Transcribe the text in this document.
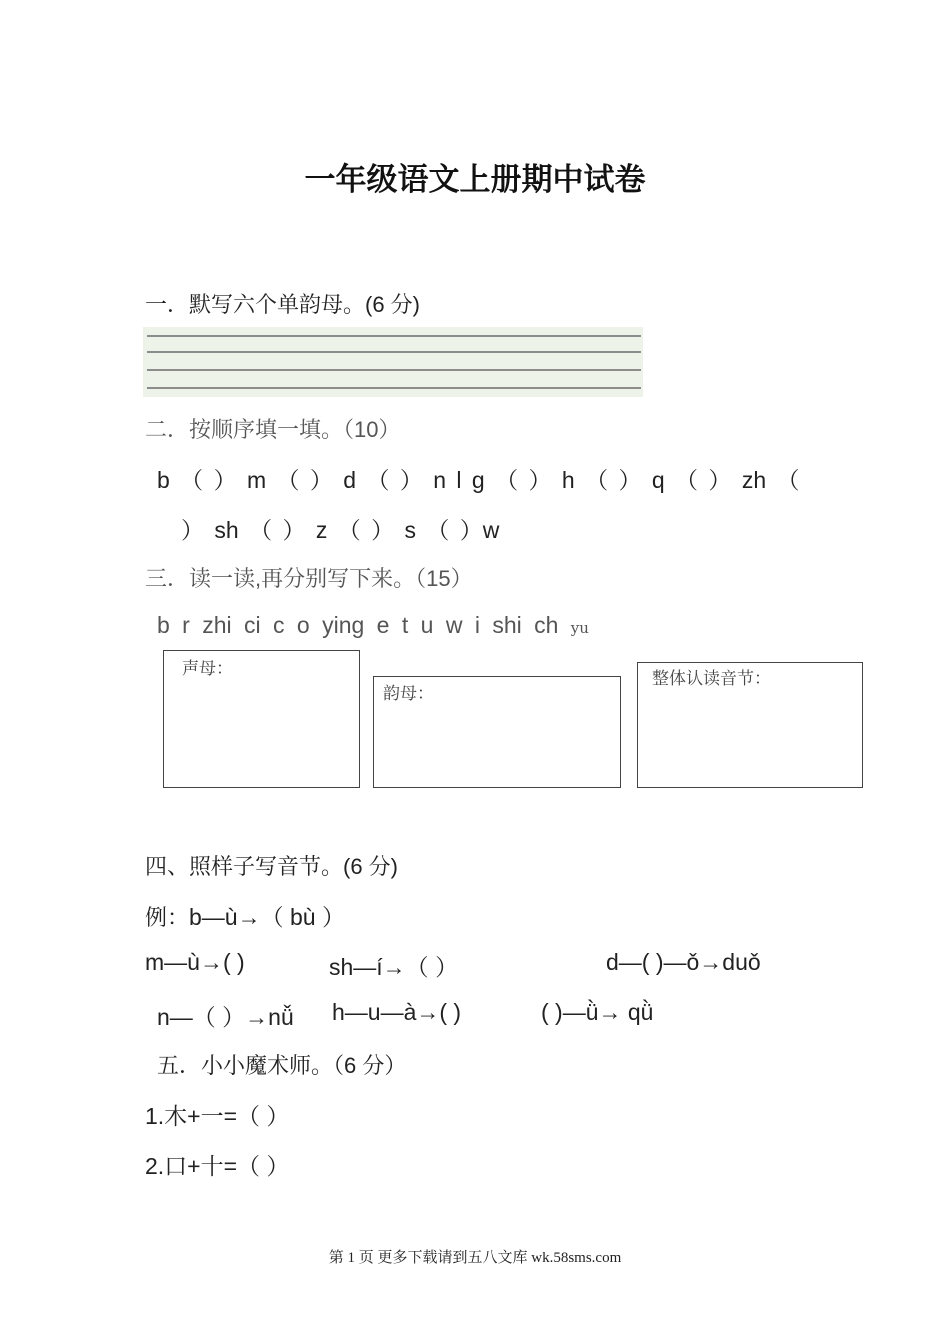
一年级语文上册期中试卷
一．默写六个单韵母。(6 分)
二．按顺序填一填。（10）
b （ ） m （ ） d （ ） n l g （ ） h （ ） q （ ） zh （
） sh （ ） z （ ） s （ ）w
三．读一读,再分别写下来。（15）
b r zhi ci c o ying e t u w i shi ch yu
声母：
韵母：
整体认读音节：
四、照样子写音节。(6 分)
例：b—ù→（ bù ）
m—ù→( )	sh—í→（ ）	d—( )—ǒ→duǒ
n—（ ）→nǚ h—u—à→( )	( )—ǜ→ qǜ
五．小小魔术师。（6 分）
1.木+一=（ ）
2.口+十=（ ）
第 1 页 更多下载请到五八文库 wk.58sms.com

========================

Go through the listing above and write it out again exactly, dropping the pictures.

Transcribe the text in this document.
一年级语文上册期中试卷
一．默写六个单韵母。(6 分)
二．按顺序填一填。（10）
b （ ） m （ ） d （ ） n l g （ ） h （ ） q （ ） zh （
） sh （ ） z （ ） s （ ）w
三．读一读,再分别写下来。（15）
b r zhi ci c o ying e t u w i shi ch yu
声母：
韵母：
整体认读音节：
四、照样子写音节。(6 分)
例：b—ù→（ bù ）
m—ù→( )	sh—í→（ ）	d—( )—ǒ→duǒ
n—（ ）→nǚ h—u—à→( )	( )—ǜ→ qǜ
五．小小魔术师。（6 分）
1.木+一=（ ）
2.口+十=（ ）
第 1 页 更多下载请到五八文库 wk.58sms.com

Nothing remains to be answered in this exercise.